→ **Problem to work on**
Determine how many lines of the records include "JSON", and answer with the number alone.

→ **Information shown**
[start]

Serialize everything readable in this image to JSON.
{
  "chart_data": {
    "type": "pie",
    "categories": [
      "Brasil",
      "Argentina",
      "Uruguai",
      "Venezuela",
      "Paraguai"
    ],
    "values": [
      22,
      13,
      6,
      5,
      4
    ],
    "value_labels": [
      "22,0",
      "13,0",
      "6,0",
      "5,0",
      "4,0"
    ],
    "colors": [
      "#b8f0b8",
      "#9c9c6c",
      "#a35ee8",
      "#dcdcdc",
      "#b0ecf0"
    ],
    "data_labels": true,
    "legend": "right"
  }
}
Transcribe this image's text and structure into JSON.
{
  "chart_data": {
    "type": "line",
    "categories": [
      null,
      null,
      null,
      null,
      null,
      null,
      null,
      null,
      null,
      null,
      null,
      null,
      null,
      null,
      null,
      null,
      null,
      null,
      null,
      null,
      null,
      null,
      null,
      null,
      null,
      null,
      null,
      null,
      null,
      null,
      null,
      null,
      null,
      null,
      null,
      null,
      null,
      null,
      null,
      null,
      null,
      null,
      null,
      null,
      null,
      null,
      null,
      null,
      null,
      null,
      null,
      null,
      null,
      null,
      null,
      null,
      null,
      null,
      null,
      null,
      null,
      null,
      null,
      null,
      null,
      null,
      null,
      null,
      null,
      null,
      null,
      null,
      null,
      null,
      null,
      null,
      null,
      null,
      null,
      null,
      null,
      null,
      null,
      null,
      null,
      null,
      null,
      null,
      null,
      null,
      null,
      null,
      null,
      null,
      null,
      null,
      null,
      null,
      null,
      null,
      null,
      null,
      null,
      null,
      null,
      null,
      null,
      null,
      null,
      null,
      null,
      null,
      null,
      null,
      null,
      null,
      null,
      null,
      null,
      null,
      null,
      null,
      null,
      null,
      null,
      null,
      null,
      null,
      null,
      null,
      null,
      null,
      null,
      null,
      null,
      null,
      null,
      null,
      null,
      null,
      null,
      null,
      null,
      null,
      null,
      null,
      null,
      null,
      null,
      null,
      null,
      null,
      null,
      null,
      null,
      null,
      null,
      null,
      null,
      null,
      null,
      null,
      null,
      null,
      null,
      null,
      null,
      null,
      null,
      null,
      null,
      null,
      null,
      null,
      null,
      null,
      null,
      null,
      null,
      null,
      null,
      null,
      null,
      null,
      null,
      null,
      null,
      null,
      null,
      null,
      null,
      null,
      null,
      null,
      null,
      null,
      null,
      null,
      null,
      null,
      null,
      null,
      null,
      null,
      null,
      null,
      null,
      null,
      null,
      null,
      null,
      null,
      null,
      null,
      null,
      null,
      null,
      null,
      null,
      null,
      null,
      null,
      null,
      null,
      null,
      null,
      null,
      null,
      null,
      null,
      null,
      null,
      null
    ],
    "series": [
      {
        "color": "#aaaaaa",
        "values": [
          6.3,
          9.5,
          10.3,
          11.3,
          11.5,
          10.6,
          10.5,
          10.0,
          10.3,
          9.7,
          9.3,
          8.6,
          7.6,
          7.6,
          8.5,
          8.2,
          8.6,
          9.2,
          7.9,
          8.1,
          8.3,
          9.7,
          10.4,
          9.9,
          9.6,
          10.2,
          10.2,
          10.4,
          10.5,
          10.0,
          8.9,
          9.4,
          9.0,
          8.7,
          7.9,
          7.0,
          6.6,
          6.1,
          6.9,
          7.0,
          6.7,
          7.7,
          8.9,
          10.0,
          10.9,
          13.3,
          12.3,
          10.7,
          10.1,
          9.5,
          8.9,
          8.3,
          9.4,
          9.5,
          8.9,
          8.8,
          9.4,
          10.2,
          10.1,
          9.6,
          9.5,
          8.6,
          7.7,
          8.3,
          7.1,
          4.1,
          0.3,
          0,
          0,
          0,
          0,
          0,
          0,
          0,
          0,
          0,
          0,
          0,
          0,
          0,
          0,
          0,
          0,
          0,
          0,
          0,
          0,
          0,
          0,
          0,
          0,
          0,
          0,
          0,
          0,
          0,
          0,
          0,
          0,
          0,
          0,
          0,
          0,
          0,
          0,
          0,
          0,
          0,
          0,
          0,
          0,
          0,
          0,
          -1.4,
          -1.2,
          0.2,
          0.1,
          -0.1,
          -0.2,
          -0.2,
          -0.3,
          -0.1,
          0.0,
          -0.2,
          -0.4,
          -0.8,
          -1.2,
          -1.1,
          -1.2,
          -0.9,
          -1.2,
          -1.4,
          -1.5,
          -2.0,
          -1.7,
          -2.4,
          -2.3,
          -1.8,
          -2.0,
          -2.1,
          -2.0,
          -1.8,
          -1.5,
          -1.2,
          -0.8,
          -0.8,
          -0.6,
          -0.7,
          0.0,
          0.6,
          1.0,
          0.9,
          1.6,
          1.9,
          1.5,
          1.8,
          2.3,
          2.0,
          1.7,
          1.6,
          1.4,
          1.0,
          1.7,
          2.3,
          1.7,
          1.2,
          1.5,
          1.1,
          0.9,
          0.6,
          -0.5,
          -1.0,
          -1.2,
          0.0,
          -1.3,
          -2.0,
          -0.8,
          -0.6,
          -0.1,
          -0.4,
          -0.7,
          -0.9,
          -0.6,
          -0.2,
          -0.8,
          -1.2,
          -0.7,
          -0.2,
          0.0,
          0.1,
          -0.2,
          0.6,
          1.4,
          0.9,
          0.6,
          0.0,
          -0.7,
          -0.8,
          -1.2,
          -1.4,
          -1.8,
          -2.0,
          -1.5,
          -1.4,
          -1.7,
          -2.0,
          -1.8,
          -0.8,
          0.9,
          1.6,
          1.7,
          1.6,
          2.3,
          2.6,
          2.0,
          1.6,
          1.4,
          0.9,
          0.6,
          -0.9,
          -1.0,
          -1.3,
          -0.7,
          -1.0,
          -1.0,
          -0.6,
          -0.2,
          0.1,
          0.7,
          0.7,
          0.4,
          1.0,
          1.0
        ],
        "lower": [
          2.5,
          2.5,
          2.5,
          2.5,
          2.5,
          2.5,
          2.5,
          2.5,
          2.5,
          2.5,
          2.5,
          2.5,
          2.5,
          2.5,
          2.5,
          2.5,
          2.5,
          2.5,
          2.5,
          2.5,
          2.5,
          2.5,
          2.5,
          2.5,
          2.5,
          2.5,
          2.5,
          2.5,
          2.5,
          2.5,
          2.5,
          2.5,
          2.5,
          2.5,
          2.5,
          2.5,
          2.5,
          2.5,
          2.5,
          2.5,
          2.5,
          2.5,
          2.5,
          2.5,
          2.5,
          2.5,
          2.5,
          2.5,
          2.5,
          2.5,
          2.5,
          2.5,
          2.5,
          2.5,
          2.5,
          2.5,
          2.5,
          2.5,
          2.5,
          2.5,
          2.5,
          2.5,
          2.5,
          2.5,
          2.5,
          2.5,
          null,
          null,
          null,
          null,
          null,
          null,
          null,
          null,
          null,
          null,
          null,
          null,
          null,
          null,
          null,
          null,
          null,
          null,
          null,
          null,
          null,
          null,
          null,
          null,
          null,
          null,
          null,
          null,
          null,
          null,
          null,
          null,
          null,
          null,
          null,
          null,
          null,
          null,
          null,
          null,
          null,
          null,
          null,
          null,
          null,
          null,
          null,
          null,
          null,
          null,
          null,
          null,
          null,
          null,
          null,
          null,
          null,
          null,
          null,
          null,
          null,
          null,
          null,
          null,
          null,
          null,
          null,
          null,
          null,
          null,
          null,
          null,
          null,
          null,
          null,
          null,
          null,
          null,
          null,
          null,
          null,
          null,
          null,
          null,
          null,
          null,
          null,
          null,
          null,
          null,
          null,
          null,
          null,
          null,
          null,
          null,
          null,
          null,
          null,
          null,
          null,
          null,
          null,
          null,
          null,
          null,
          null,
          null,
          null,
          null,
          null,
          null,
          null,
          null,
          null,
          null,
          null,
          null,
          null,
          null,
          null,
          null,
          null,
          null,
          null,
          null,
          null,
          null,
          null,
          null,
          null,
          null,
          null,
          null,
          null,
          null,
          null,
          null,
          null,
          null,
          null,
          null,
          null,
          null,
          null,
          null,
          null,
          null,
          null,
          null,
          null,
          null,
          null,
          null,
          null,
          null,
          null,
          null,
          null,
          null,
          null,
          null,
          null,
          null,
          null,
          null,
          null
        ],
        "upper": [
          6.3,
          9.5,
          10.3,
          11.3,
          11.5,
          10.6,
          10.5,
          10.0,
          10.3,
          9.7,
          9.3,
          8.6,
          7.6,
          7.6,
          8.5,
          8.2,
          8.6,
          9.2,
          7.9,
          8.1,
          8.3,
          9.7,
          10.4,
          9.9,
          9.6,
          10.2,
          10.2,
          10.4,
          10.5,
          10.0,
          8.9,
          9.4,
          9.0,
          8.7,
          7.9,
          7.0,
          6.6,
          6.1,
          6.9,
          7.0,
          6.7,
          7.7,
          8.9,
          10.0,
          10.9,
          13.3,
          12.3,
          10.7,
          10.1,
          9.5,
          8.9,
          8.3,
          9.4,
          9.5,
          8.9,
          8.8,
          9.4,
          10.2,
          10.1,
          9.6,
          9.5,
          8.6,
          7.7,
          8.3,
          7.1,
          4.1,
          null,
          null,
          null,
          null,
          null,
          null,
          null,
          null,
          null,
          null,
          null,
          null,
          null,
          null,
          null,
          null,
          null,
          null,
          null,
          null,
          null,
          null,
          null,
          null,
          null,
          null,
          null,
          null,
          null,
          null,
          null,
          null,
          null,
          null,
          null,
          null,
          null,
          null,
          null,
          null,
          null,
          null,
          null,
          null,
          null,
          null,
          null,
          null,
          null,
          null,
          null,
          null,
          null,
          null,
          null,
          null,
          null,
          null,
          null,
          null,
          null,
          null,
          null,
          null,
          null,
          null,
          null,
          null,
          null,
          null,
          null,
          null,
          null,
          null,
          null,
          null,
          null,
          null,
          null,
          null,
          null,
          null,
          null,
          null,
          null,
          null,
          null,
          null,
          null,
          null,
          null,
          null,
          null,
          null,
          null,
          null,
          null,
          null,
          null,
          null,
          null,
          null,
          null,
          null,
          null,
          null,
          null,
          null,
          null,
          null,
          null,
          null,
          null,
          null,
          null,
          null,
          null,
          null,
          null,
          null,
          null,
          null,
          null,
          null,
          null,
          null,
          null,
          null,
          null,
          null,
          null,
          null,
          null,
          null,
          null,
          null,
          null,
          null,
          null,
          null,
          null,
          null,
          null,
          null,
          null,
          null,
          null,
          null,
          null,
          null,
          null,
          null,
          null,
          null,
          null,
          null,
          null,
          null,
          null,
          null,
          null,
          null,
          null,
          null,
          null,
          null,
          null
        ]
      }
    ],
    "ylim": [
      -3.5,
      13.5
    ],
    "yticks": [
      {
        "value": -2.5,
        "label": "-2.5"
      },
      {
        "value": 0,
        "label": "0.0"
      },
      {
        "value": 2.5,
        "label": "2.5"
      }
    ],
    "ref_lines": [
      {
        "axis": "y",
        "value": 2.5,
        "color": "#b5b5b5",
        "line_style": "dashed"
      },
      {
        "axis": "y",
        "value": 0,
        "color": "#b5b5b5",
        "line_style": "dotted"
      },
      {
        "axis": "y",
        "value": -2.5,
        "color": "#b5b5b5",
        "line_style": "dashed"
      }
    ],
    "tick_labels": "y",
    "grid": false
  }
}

[end]

→ **Solution to this task**
2